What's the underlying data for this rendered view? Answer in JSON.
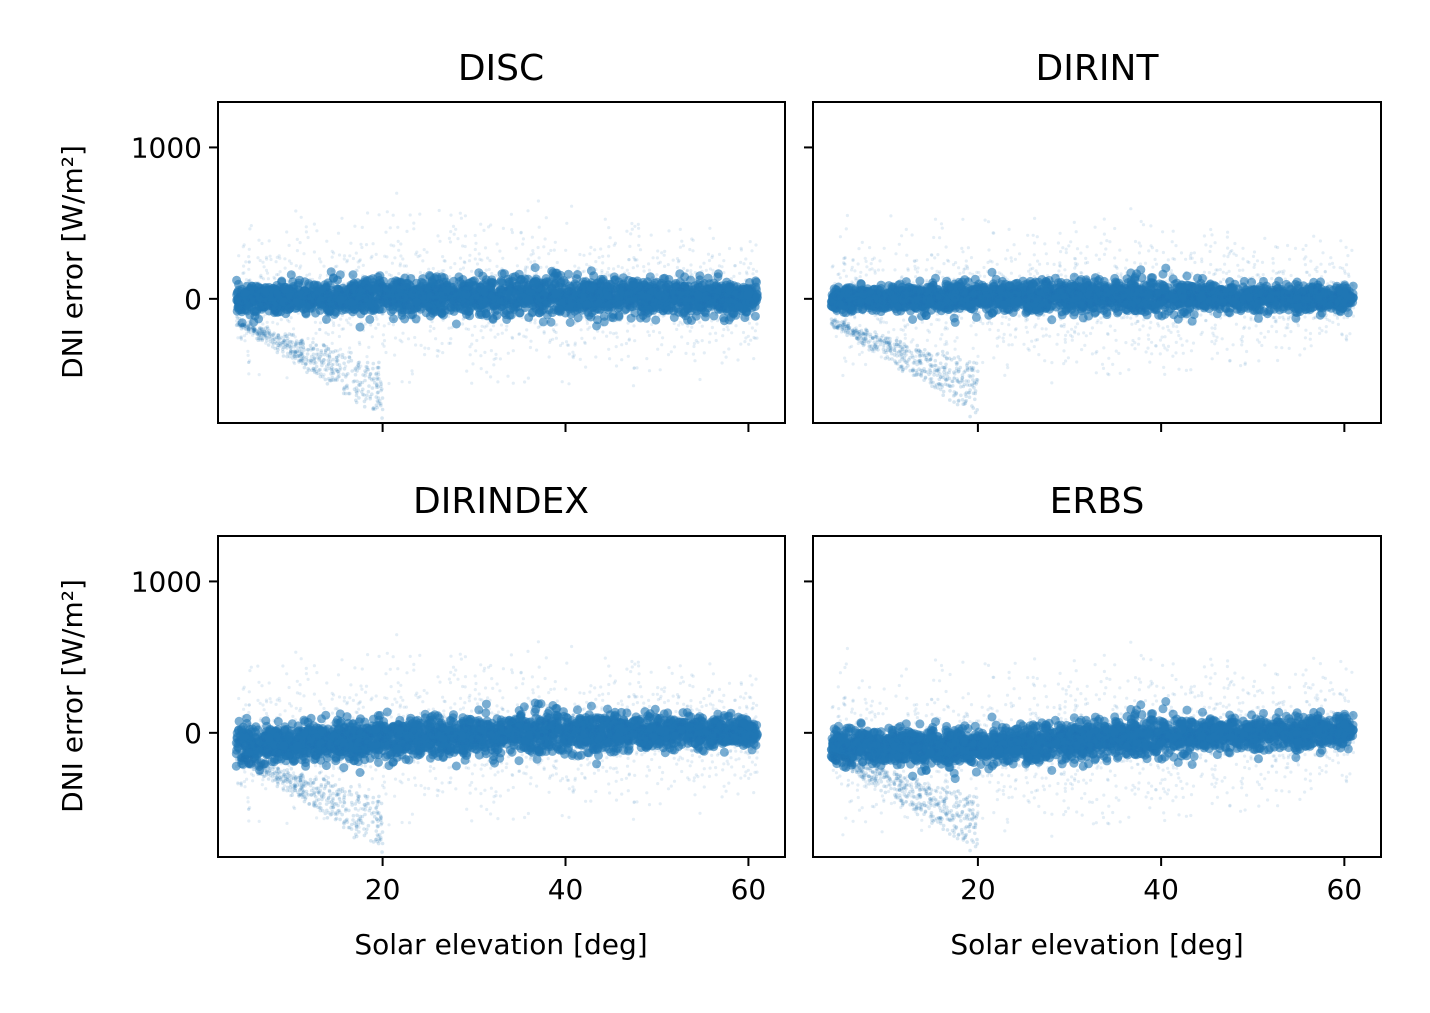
{
  "chart_data": [
    {
      "type": "scatter",
      "title": "DISC",
      "xlabel": "",
      "ylabel": "DNI error [W/m²]",
      "xlim": [
        2,
        64
      ],
      "ylim": [
        -820,
        1300
      ],
      "xticks": [
        20,
        40,
        60
      ],
      "yticks": [
        0,
        1000
      ],
      "show_xticklabels": false,
      "show_yticklabels": true,
      "color": "#1f77b4",
      "profile": [
        {
          "x": 4,
          "center": 0,
          "core_spread": 45,
          "outer_spread": 240
        },
        {
          "x": 20,
          "center": 10,
          "core_spread": 60,
          "outer_spread": 260
        },
        {
          "x": 40,
          "center": 20,
          "core_spread": 60,
          "outer_spread": 260
        },
        {
          "x": 61,
          "center": 0,
          "core_spread": 55,
          "outer_spread": 200
        }
      ]
    },
    {
      "type": "scatter",
      "title": "DIRINT",
      "xlabel": "",
      "ylabel": "",
      "xlim": [
        2,
        64
      ],
      "ylim": [
        -820,
        1300
      ],
      "xticks": [
        20,
        40,
        60
      ],
      "yticks": [
        0,
        1000
      ],
      "show_xticklabels": false,
      "show_yticklabels": false,
      "color": "#1f77b4",
      "profile": [
        {
          "x": 4,
          "center": 0,
          "core_spread": 40,
          "outer_spread": 230
        },
        {
          "x": 20,
          "center": 10,
          "core_spread": 50,
          "outer_spread": 240
        },
        {
          "x": 40,
          "center": 15,
          "core_spread": 50,
          "outer_spread": 230
        },
        {
          "x": 61,
          "center": 0,
          "core_spread": 40,
          "outer_spread": 180
        }
      ]
    },
    {
      "type": "scatter",
      "title": "DIRINDEX",
      "xlabel": "Solar elevation [deg]",
      "ylabel": "DNI error [W/m²]",
      "xlim": [
        2,
        64
      ],
      "ylim": [
        -820,
        1300
      ],
      "xticks": [
        20,
        40,
        60
      ],
      "yticks": [
        0,
        1000
      ],
      "show_xticklabels": true,
      "show_yticklabels": true,
      "color": "#1f77b4",
      "profile": [
        {
          "x": 4,
          "center": -70,
          "core_spread": 60,
          "outer_spread": 250
        },
        {
          "x": 20,
          "center": -40,
          "core_spread": 65,
          "outer_spread": 260
        },
        {
          "x": 40,
          "center": 0,
          "core_spread": 65,
          "outer_spread": 250
        },
        {
          "x": 61,
          "center": 0,
          "core_spread": 45,
          "outer_spread": 200
        }
      ]
    },
    {
      "type": "scatter",
      "title": "ERBS",
      "xlabel": "Solar elevation [deg]",
      "ylabel": "",
      "xlim": [
        2,
        64
      ],
      "ylim": [
        -820,
        1300
      ],
      "xticks": [
        20,
        40,
        60
      ],
      "yticks": [
        0,
        1000
      ],
      "show_xticklabels": true,
      "show_yticklabels": false,
      "color": "#1f77b4",
      "profile": [
        {
          "x": 4,
          "center": -80,
          "core_spread": 65,
          "outer_spread": 270
        },
        {
          "x": 20,
          "center": -100,
          "core_spread": 60,
          "outer_spread": 260
        },
        {
          "x": 40,
          "center": -20,
          "core_spread": 60,
          "outer_spread": 250
        },
        {
          "x": 61,
          "center": 10,
          "core_spread": 50,
          "outer_spread": 220
        }
      ]
    }
  ]
}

•••

§ **What to work on**: Your task is to repeat the data above exactly while excluding the pictures.

§ **The output**:
What's the underlying data for this rendered view? Answer in JSON.
{
  "chart_data": [
    {
      "type": "scatter",
      "title": "DISC",
      "xlabel": "",
      "ylabel": "DNI error [W/m²]",
      "xlim": [
        2,
        64
      ],
      "ylim": [
        -820,
        1300
      ],
      "xticks": [
        20,
        40,
        60
      ],
      "yticks": [
        0,
        1000
      ],
      "show_xticklabels": false,
      "show_yticklabels": true,
      "color": "#1f77b4",
      "profile": [
        {
          "x": 4,
          "center": 0,
          "core_spread": 45,
          "outer_spread": 240
        },
        {
          "x": 20,
          "center": 10,
          "core_spread": 60,
          "outer_spread": 260
        },
        {
          "x": 40,
          "center": 20,
          "core_spread": 60,
          "outer_spread": 260
        },
        {
          "x": 61,
          "center": 0,
          "core_spread": 55,
          "outer_spread": 200
        }
      ]
    },
    {
      "type": "scatter",
      "title": "DIRINT",
      "xlabel": "",
      "ylabel": "",
      "xlim": [
        2,
        64
      ],
      "ylim": [
        -820,
        1300
      ],
      "xticks": [
        20,
        40,
        60
      ],
      "yticks": [
        0,
        1000
      ],
      "show_xticklabels": false,
      "show_yticklabels": false,
      "color": "#1f77b4",
      "profile": [
        {
          "x": 4,
          "center": 0,
          "core_spread": 40,
          "outer_spread": 230
        },
        {
          "x": 20,
          "center": 10,
          "core_spread": 50,
          "outer_spread": 240
        },
        {
          "x": 40,
          "center": 15,
          "core_spread": 50,
          "outer_spread": 230
        },
        {
          "x": 61,
          "center": 0,
          "core_spread": 40,
          "outer_spread": 180
        }
      ]
    },
    {
      "type": "scatter",
      "title": "DIRINDEX",
      "xlabel": "Solar elevation [deg]",
      "ylabel": "DNI error [W/m²]",
      "xlim": [
        2,
        64
      ],
      "ylim": [
        -820,
        1300
      ],
      "xticks": [
        20,
        40,
        60
      ],
      "yticks": [
        0,
        1000
      ],
      "show_xticklabels": true,
      "show_yticklabels": true,
      "color": "#1f77b4",
      "profile": [
        {
          "x": 4,
          "center": -70,
          "core_spread": 60,
          "outer_spread": 250
        },
        {
          "x": 20,
          "center": -40,
          "core_spread": 65,
          "outer_spread": 260
        },
        {
          "x": 40,
          "center": 0,
          "core_spread": 65,
          "outer_spread": 250
        },
        {
          "x": 61,
          "center": 0,
          "core_spread": 45,
          "outer_spread": 200
        }
      ]
    },
    {
      "type": "scatter",
      "title": "ERBS",
      "xlabel": "Solar elevation [deg]",
      "ylabel": "",
      "xlim": [
        2,
        64
      ],
      "ylim": [
        -820,
        1300
      ],
      "xticks": [
        20,
        40,
        60
      ],
      "yticks": [
        0,
        1000
      ],
      "show_xticklabels": true,
      "show_yticklabels": false,
      "color": "#1f77b4",
      "profile": [
        {
          "x": 4,
          "center": -80,
          "core_spread": 65,
          "outer_spread": 270
        },
        {
          "x": 20,
          "center": -100,
          "core_spread": 60,
          "outer_spread": 260
        },
        {
          "x": 40,
          "center": -20,
          "core_spread": 60,
          "outer_spread": 250
        },
        {
          "x": 61,
          "center": 10,
          "core_spread": 50,
          "outer_spread": 220
        }
      ]
    }
  ]
}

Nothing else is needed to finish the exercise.